Stated task:
How many lines of these entries include the string "天坛宪草"? State the number alone.
_ _ _ _ _
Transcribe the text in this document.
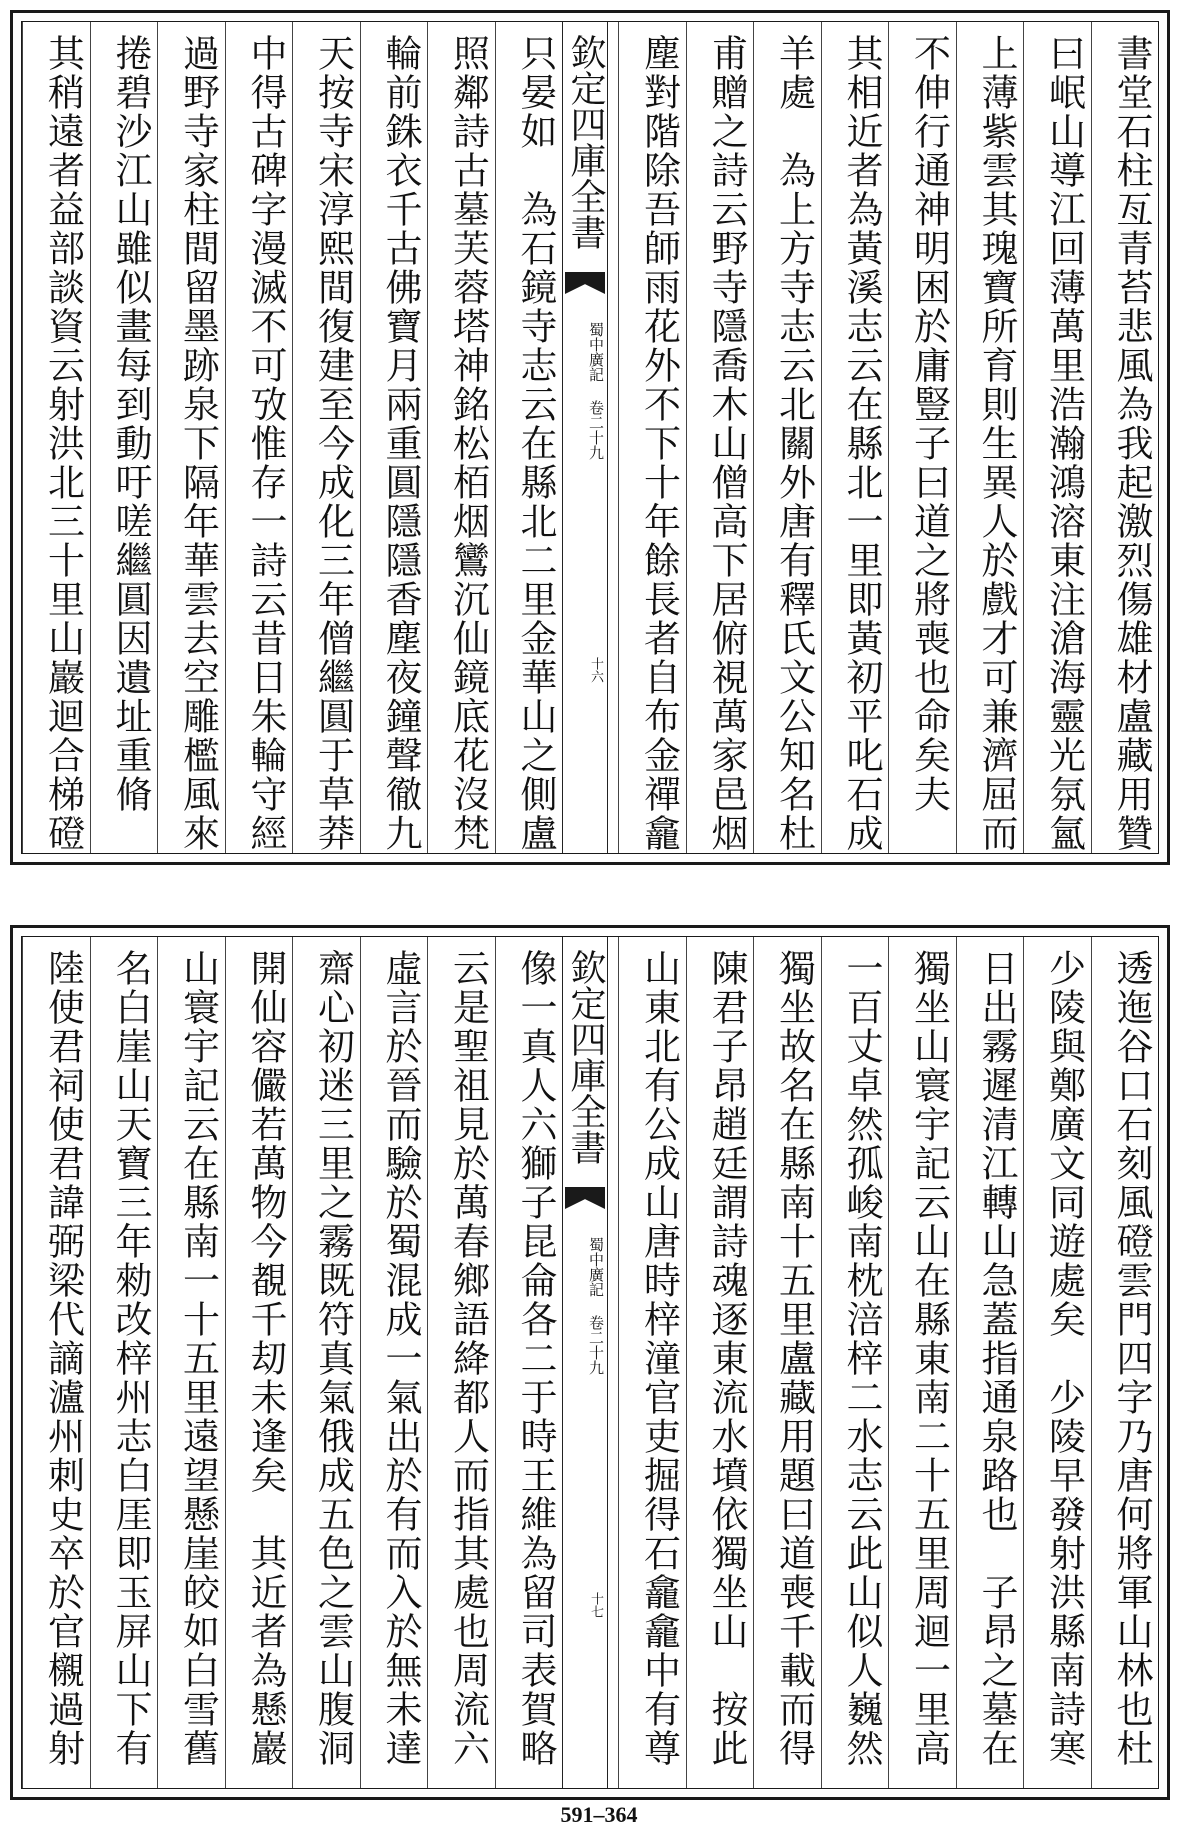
書堂石柱亙青苔悲風為我起激烈傷雄材盧藏用贊
曰岷山導江回薄萬里浩瀚鴻溶東注滄海靈光氛氳
上薄紫雲其瑰寶所育則生異人於戲才可兼濟屈而
不伸行通神明困於庸豎子曰道之將喪也命矣夫
其相近者為黃溪志云在縣北一里即黃初平叱石成
羊處　為上方寺志云北關外唐有釋氏文公知名杜
甫贈之詩云野寺隱喬木山僧高下居俯視萬家邑烟
塵對階除吾師雨花外不下十年餘長者自布金禪龕
欽定四庫全書
蜀中廣記 卷二十九
十六
只晏如　為石鏡寺志云在縣北二里金華山之側盧
照鄰詩古墓芙蓉塔神銘松栢烟鸞沉仙鏡底花沒梵
輪前銖衣千古佛寶月兩重圓隱隱香塵夜鐘聲徹九
天按寺宋淳熙間復建至今成化三年僧繼圓于草莽
中得古碑字漫滅不可攷惟存一詩云昔日朱輪守經
過野寺家柱間留墨跡泉下隔年華雲去空雕檻風來
捲碧沙江山雖似畫每到動吁嗟繼圓因遺址重脩
其稍遠者益部談資云射洪北三十里山巖迴合梯磴
透迤谷口石刻風磴雲門四字乃唐何將軍山林也杜
少陵與鄭廣文同遊處矣　少陵早發射洪縣南詩寒
日出霧遲清江轉山急蓋指通泉路也　子昂之墓在
獨坐山寰宇記云山在縣東南二十五里周迴一里高
一百丈卓然孤峻南枕涪梓二水志云此山似人巍然
獨坐故名在縣南十五里盧藏用題曰道喪千載而得
陳君子昂趙廷謂詩魂逐東流水墳依獨坐山　按此
山東北有公成山唐時梓潼官吏掘得石龕龕中有尊
欽定四庫全書
蜀中廣記 卷二十九
十七
像一真人六獅子昆侖各二于時王維為留司表賀略
云是聖祖見於萬春鄉語絳都人而指其處也周流六
虛言於晉而驗於蜀混成一氣出於有而入於無未達
齋心初迷三里之霧既符真氣俄成五色之雲山腹洞
開仙容儼若萬物今覩千刧未逢矣　其近者為懸巖
山寰宇記云在縣南一十五里遠望懸崖皎如白雪舊
名白崖山天寶三年勑改梓州志白厓即玉屏山下有
陸使君祠使君諱弼梁代謫瀘州刺史卒於官櫬過射
591–364
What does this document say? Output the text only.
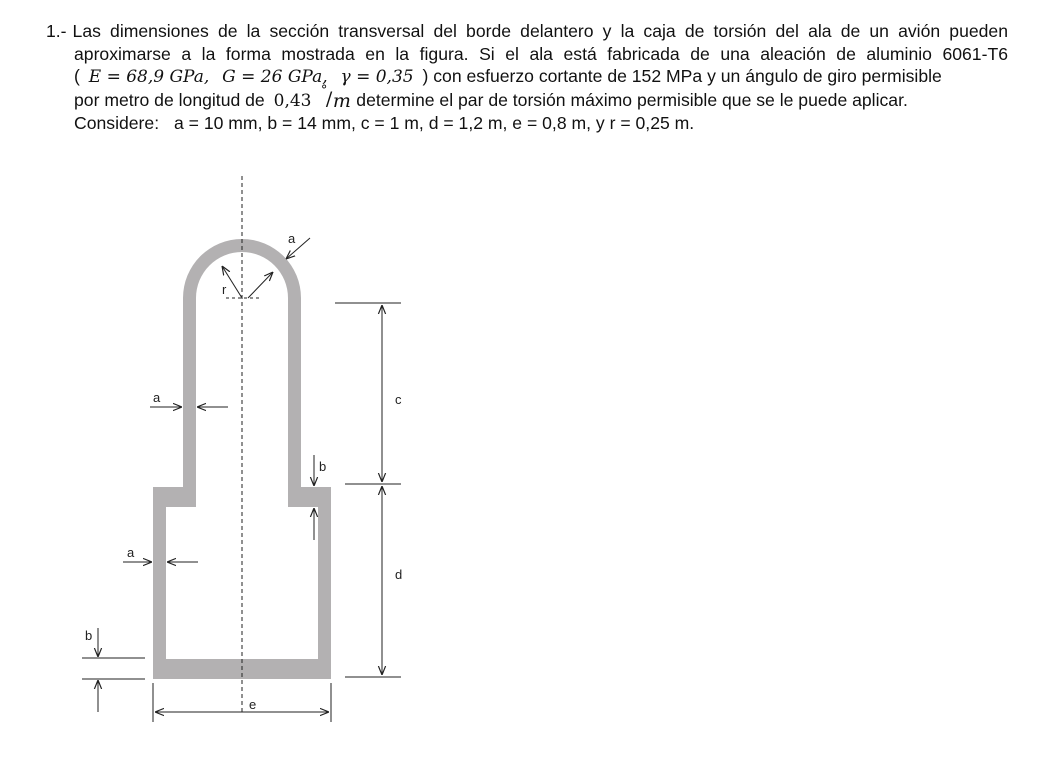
1.- Las dimensiones de la sección transversal del borde delantero y la caja de torsión del ala de un avión pueden
aproximarse a la forma mostrada en la figura. Si el ala está fabricada de una aleación de aluminio 6061-T6
( E = 68,9 GPa, G = 26 GPa, γ = 0,35 ) con esfuerzo cortante de 152 MPa y un ángulo de giro permisible
por metro de longitud de 0,43
°
/ m determine el par de torsión máximo permisible que se le puede aplicar.
Considere: a = 10 mm, b = 14 mm, c = 1 m, d = 1,2 m, e = 0,8 m, y r = 0,25 m.
r
a
a
a
b
b
c
d
e
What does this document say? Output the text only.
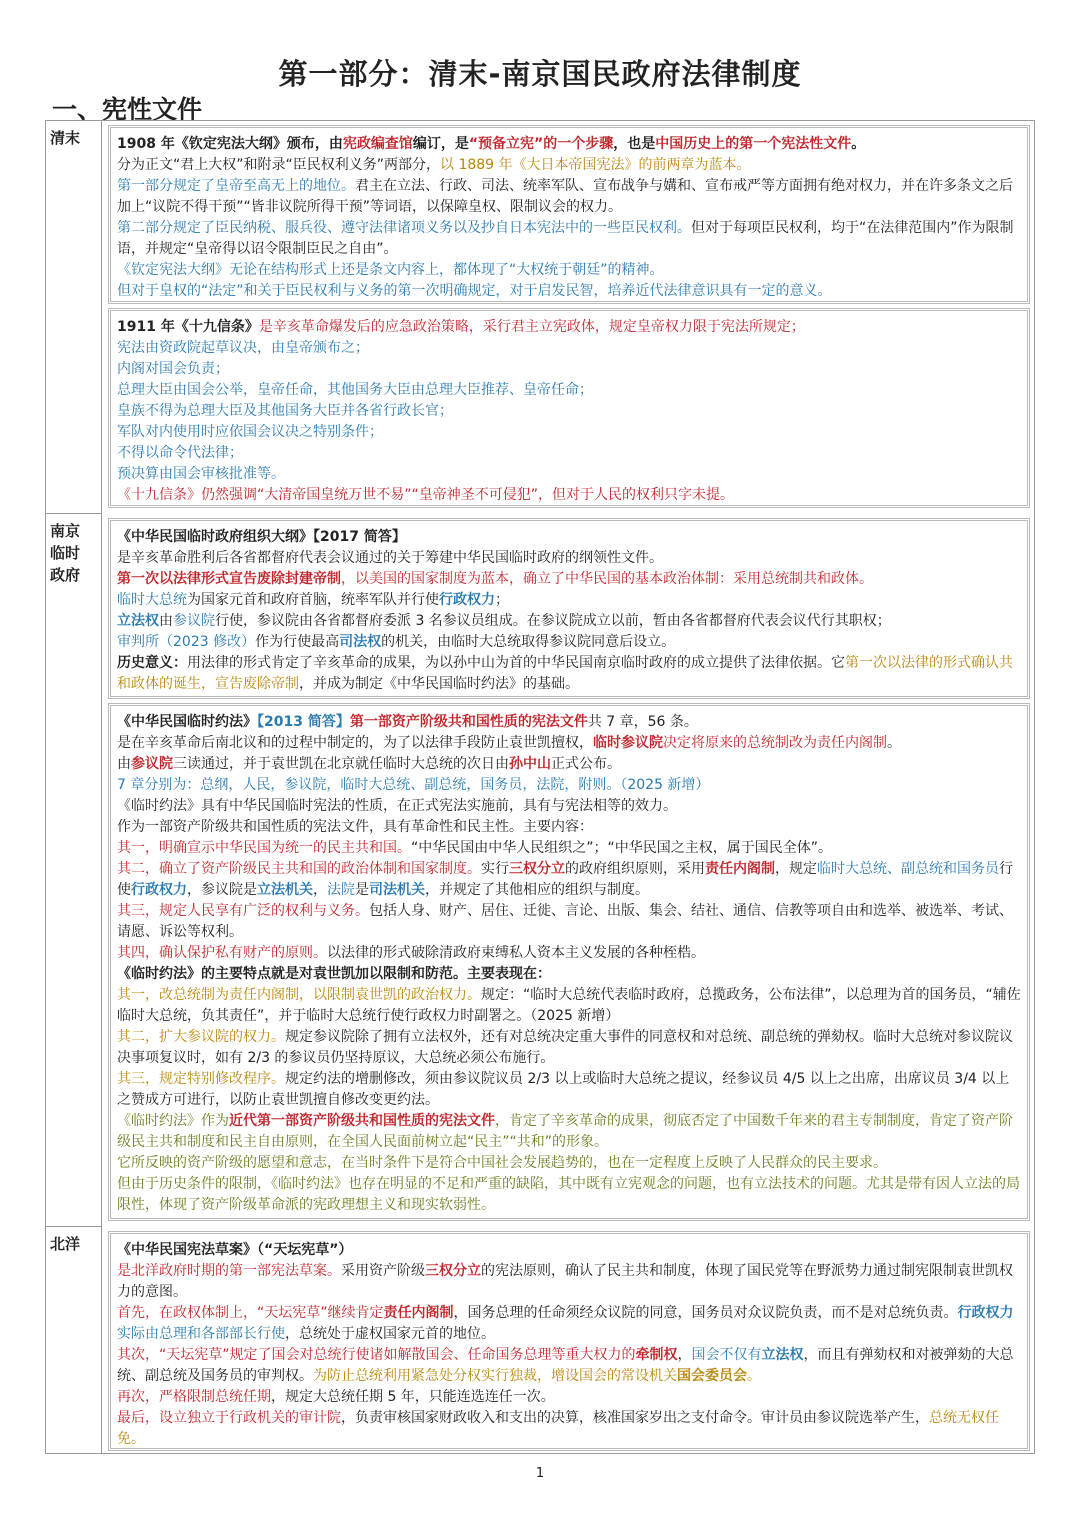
第一部分：清末-南京国民政府法律制度
一、宪性文件
清末
南京临时政府
北洋

1908 年《钦定宪法大纲》颁布，由宪政编查馆编订，是“预备立宪”的一个步骤，也是中国历史上的第一个宪法性文件。

分为正文“君上大权”和附录“臣民权利义务”两部分，以 1889 年《大日本帝国宪法》的前两章为蓝本。

第一部分规定了皇帝至高无上的地位。君主在立法、行政、司法、统率军队、宣布战争与媾和、宣布戒严等方面拥有绝对权力，并在许多条文之后加上“议院不得干预”“皆非议院所得干预”等词语，以保障皇权、限制议会的权力。

第二部分规定了臣民纳税、服兵役、遵守法律诸项义务以及抄自日本宪法中的一些臣民权利。但对于每项臣民权利，均于“在法律范围内”作为限制语，并规定“皇帝得以诏令限制臣民之自由”。

《钦定宪法大纲》无论在结构形式上还是条文内容上，都体现了“大权统于朝廷”的精神。

但对于皇权的“法定”和关于臣民权利与义务的第一次明确规定，对于启发民智，培养近代法律意识具有一定的意义。

1911 年《十九信条》是辛亥革命爆发后的应急政治策略，采行君主立宪政体，规定皇帝权力限于宪法所规定；

宪法由资政院起草议决，由皇帝颁布之；

内阁对国会负责；

总理大臣由国会公举，皇帝任命，其他国务大臣由总理大臣推荐、皇帝任命；

皇族不得为总理大臣及其他国务大臣并各省行政长官；

军队对内使用时应依国会议决之特别条件；

不得以命令代法律；

预决算由国会审核批准等。

《十九信条》仍然强调“大清帝国皇统万世不易”“皇帝神圣不可侵犯”，但对于人民的权利只字未提。

《中华民国临时政府组织大纲》【2017 简答】

是辛亥革命胜利后各省都督府代表会议通过的关于筹建中华民国临时政府的纲领性文件。

第一次以法律形式宣告废除封建帝制，以美国的国家制度为蓝本，确立了中华民国的基本政治体制：采用总统制共和政体。

临时大总统为国家元首和政府首脑，统率军队并行使行政权力；

立法权由参议院行使，参议院由各省都督府委派 3 名参议员组成。在参议院成立以前，暂由各省都督府代表会议代行其职权；

审判所（2023 修改）作为行使最高司法权的机关，由临时大总统取得参议院同意后设立。

历史意义：用法律的形式肯定了辛亥革命的成果，为以孙中山为首的中华民国南京临时政府的成立提供了法律依据。它第一次以法律的形式确认共和政体的诞生，宣告废除帝制，并成为制定《中华民国临时约法》的基础。

《中华民国临时约法》【2013 简答】第一部资产阶级共和国性质的宪法文件共 7 章，56 条。

是在辛亥革命后南北议和的过程中制定的，为了以法律手段防止袁世凯擅权，临时参议院决定将原来的总统制改为责任内阁制。

由参议院三读通过，并于袁世凯在北京就任临时大总统的次日由孙中山正式公布。

7 章分别为：总纲，人民，参议院，临时大总统、副总统，国务员，法院，附则。（2025 新增）

《临时约法》具有中华民国临时宪法的性质，在正式宪法实施前，具有与宪法相等的效力。

作为一部资产阶级共和国性质的宪法文件，具有革命性和民主性。主要内容：

其一，明确宣示中华民国为统一的民主共和国。“中华民国由中华人民组织之”；“中华民国之主权，属于国民全体”。

其二，确立了资产阶级民主共和国的政治体制和国家制度。实行三权分立的政府组织原则，采用责任内阁制，规定临时大总统、副总统和国务员行使行政权力，参议院是立法机关，法院是司法机关，并规定了其他相应的组织与制度。

其三，规定人民享有广泛的权利与义务。包括人身、财产、居住、迁徙、言论、出版、集会、结社、通信、信教等项自由和选举、被选举、考试、请愿、诉讼等权利。

其四，确认保护私有财产的原则。以法律的形式破除清政府束缚私人资本主义发展的各种桎梏。

《临时约法》的主要特点就是对袁世凯加以限制和防范。主要表现在：

其一，改总统制为责任内阁制，以限制袁世凯的政治权力。规定：“临时大总统代表临时政府，总揽政务，公布法律”，以总理为首的国务员，“辅佐临时大总统，负其责任”，并于临时大总统行使行政权力时副署之。（2025 新增）

其二，扩大参议院的权力。规定参议院除了拥有立法权外，还有对总统决定重大事件的同意权和对总统、副总统的弹劾权。临时大总统对参议院议决事项复议时，如有 2/3 的参议员仍坚持原议，大总统必须公布施行。

其三，规定特别修改程序。规定约法的增删修改，须由参议院议员 2/3 以上或临时大总统之提议，经参议员 4/5 以上之出席，出席议员 3/4 以上之赞成方可进行，以防止袁世凯擅自修改变更约法。

《临时约法》作为近代第一部资产阶级共和国性质的宪法文件，肯定了辛亥革命的成果，彻底否定了中国数千年来的君主专制制度，肯定了资产阶级民主共和制度和民主自由原则，在全国人民面前树立起“民主”“共和”的形象。

它所反映的资产阶级的愿望和意志，在当时条件下是符合中国社会发展趋势的，也在一定程度上反映了人民群众的民主要求。

但由于历史条件的限制，《临时约法》也存在明显的不足和严重的缺陷，其中既有立宪观念的问题，也有立法技术的问题。尤其是带有因人立法的局限性，体现了资产阶级革命派的宪政理想主义和现实软弱性。

《中华民国宪法草案》（“天坛宪草”）

是北洋政府时期的第一部宪法草案。采用资产阶级三权分立的宪法原则，确认了民主共和制度，体现了国民党等在野派势力通过制宪限制袁世凯权力的意图。

首先，在政权体制上，“天坛宪草”继续肯定责任内阁制，国务总理的任命须经众议院的同意，国务员对众议院负责，而不是对总统负责。行政权力实际由总理和各部部长行使，总统处于虚权国家元首的地位。

其次，“天坛宪草”规定了国会对总统行使诸如解散国会、任命国务总理等重大权力的牵制权，国会不仅有立法权，而且有弹劾权和对被弹劾的大总统、副总统及国务员的审判权。为防止总统利用紧急处分权实行独裁，增设国会的常设机关国会委员会。

再次，严格限制总统任期，规定大总统任期 5 年，只能连选连任一次。

最后，设立独立于行政机关的审计院，负责审核国家财政收入和支出的决算，核准国家岁出之支付命令。审计员由参议院选举产生，总统无权任免。

1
_ _ _ _ _
Exercise result:
3